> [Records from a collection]

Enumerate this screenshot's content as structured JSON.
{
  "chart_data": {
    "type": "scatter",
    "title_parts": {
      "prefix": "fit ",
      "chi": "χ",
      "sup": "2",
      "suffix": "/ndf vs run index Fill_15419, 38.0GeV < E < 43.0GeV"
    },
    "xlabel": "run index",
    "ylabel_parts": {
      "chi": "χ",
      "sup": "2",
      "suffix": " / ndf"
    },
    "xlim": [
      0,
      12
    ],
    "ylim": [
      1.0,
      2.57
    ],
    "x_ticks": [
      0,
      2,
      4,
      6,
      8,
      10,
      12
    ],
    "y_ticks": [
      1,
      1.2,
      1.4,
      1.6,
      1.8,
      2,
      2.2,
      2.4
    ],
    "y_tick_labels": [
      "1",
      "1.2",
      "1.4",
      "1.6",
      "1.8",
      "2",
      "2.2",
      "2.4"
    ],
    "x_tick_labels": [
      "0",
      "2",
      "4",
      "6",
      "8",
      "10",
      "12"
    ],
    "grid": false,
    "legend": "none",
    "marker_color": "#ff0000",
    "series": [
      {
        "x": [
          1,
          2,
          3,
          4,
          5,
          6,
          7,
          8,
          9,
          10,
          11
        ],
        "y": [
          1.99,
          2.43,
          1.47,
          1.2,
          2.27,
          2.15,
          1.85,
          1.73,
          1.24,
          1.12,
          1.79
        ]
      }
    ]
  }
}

> [Required work]
Select from the material above each line in which the string "index" appears, and list those lines.

> [Final answer]
      "suffix": "/ndf vs run index Fill_15419, 38.0GeV < E < 43.0GeV"
    "xlabel": "run index",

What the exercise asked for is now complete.